Lay Person to Advocate
Site visitors, readers, and those considering bringing me to address their audiences deserve to know what qualifies me, a lay person, to do this work. Here’s the short backstory (the long backstory appears as anecdotes throughout Notes from the Waiting Room, setting up subsequent explorations and explanations).
Like most if not all citizen patient advocates, my patient family suffered needless shock and harm during and as a result of our immersions in the medical “system.” For us these episodes occurred during each of my parents’ terminal hospitalizations. My work emanates from these experiences, and I dedicate it to my parents’ memory. My mother suffered sudden respiratory collapse, was immediately intubated and placed in an ICU, where we gathered and she lay until we literally unplugged her. My father crashed medically during pacemaker eligibility testing (today I might have argued against it) and acquired nosocomial urinary tract MRSA which migrated to his blood. He died due to this infection.
Mom’s demise (January 2004) was colored by events including what I refer to as DNR Snafu’s #1 and #2. These completely interfered with our patient-family’s ability to function on Mom’s behalf, interrupted her treatment, and needlessly harmed my then-83 year old father (Mom’s proxy). A cold and callous ICU culture stripped from our experience of her demise and death any shred of humanity.
Fourteen months later (April-May 2005), entering what turned out to be Dad’s terminal hospitalization, my sister and I had thought that we had learned “the ropes.” It turned out that we had not. In fact, amongst another endless suite of medical mishaps we experienced DNR Snafu #3, which very likely shortened Dad’s life.
All 3 DNR Snafus were solely about poor, mistimed, or absent communication regarding life support technology use that left our patient-family completely uninformed with regard to treatment events in the moments when decisions needed making, let alone in advance of known choice points.
Note that these short vague statements in no way portray the repetitive experience of angst, shock, and harm; read Notes for the details, which I present as launching points for picking apart what went wrong and how you can avoid similar circumstances.

**Listed entries:**
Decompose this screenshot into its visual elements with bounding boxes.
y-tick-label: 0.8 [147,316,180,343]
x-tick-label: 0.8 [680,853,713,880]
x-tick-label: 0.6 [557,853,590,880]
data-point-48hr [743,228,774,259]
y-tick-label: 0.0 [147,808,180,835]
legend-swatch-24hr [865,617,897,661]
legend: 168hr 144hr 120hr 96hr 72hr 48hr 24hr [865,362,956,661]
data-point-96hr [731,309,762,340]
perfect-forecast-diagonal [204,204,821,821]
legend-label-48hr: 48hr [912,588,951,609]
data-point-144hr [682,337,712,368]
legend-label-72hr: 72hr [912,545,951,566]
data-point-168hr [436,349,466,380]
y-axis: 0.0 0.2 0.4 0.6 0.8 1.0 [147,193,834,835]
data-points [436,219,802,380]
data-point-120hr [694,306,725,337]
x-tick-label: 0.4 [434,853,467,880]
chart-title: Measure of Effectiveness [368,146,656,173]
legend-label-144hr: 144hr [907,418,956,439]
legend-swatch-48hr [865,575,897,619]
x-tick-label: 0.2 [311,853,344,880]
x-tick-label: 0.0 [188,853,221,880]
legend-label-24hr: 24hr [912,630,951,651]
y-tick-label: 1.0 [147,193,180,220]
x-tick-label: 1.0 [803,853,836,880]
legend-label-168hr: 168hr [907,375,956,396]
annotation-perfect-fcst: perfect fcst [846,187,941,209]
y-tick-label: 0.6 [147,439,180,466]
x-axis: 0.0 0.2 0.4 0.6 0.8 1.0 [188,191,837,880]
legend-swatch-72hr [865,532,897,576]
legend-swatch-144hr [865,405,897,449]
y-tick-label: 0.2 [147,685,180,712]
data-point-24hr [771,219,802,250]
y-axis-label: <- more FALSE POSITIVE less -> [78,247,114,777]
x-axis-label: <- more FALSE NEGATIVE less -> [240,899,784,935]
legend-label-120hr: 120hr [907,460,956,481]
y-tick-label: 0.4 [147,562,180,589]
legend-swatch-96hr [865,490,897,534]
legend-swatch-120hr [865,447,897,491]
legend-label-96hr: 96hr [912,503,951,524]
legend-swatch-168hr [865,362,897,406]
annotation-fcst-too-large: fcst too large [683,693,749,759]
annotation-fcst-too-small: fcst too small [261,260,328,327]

**About this exercise:**
Answer these questions from the patient advocate text, using the facts it states.
1. In what month and year did the mother die?
2. What infection did the father acquire?
3. Which numbered DNR Snafu occurred during the father's terminal hospitalization?

**Response box:**
1. The mother died in January 2004.
2. The father acquired nosocomial urinary tract MRSA, which migrated to his blood.
3. DNR Snafu #3 occurred during the father's terminal hospitalization.